Exercise objective: Repeat the records verbatim and leave the pictures out of your copy.

Provided data:
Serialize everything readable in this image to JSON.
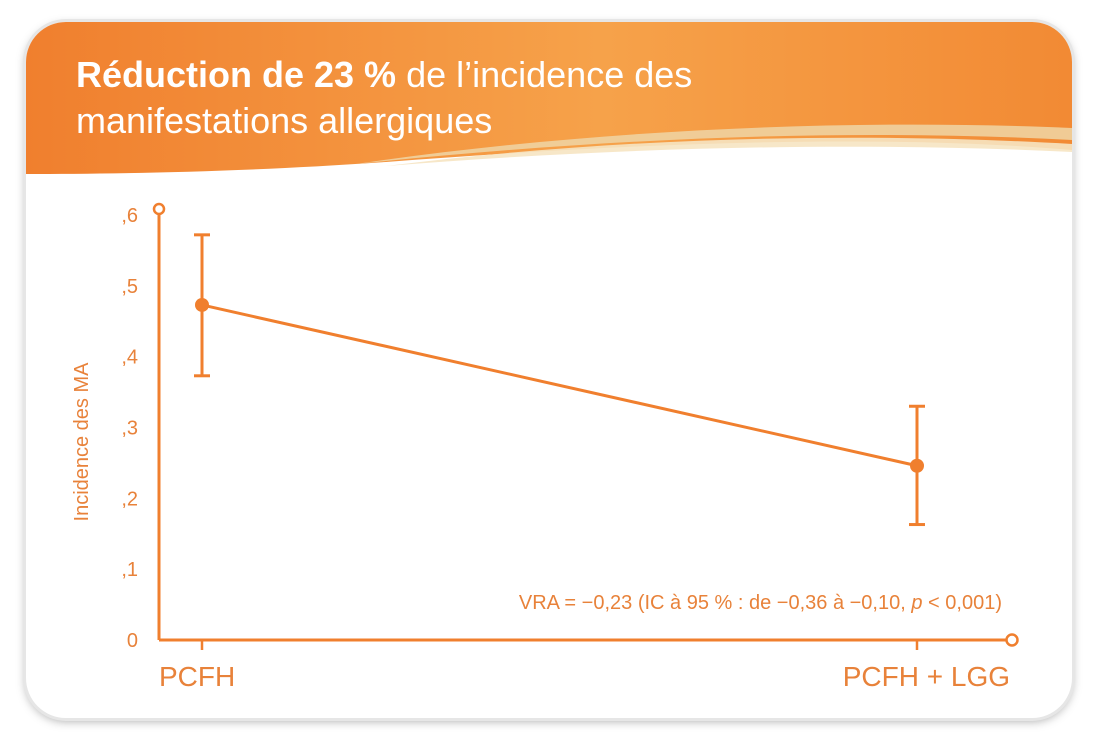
{
  "title": {
    "bold": "Réduction de 23 %",
    "rest": " de l’incidence des",
    "line2": "manifestations allergiques"
  },
  "colors": {
    "accent": "#f07f2e",
    "accent_light": "#f6a24c",
    "card_bg": "#ffffff"
  },
  "chart_data": {
    "type": "line",
    "title": "Réduction de 23 % de l’incidence des manifestations allergiques",
    "xlabel": "",
    "ylabel": "Incidence des MA",
    "categories": [
      "PCFH",
      "PCFH + LGG"
    ],
    "series": [
      {
        "values": [
          0.473,
          0.246
        ],
        "error_low": [
          0.373,
          0.163
        ],
        "error_high": [
          0.572,
          0.33
        ]
      }
    ],
    "ylim": [
      0,
      0.6
    ],
    "yticks": [
      0,
      0.1,
      0.2,
      0.3,
      0.4,
      0.5,
      0.6
    ],
    "ytick_labels": [
      "0",
      ",1",
      ",2",
      ",3",
      ",4",
      ",5",
      ",6"
    ],
    "annotation": {
      "prefix": "VRA = −0,23 (IC à 95 % : de −0,36 à −0,10, ",
      "p": "p",
      "suffix": " < 0,001)"
    },
    "grid": false
  }
}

Expected answer:
Serialize everything readable in this image to JSON.
{
  "title": {
    "bold": "Réduction de 23 %",
    "rest": " de l’incidence des",
    "line2": "manifestations allergiques"
  },
  "colors": {
    "accent": "#f07f2e",
    "accent_light": "#f6a24c",
    "card_bg": "#ffffff"
  },
  "chart_data": {
    "type": "line",
    "title": "Réduction de 23 % de l’incidence des manifestations allergiques",
    "xlabel": "",
    "ylabel": "Incidence des MA",
    "categories": [
      "PCFH",
      "PCFH + LGG"
    ],
    "series": [
      {
        "values": [
          0.473,
          0.246
        ],
        "error_low": [
          0.373,
          0.163
        ],
        "error_high": [
          0.572,
          0.33
        ]
      }
    ],
    "ylim": [
      0,
      0.6
    ],
    "yticks": [
      0,
      0.1,
      0.2,
      0.3,
      0.4,
      0.5,
      0.6
    ],
    "ytick_labels": [
      "0",
      ",1",
      ",2",
      ",3",
      ",4",
      ",5",
      ",6"
    ],
    "annotation": {
      "prefix": "VRA = −0,23 (IC à 95 % : de −0,36 à −0,10, ",
      "p": "p",
      "suffix": " < 0,001)"
    },
    "grid": false
  }
}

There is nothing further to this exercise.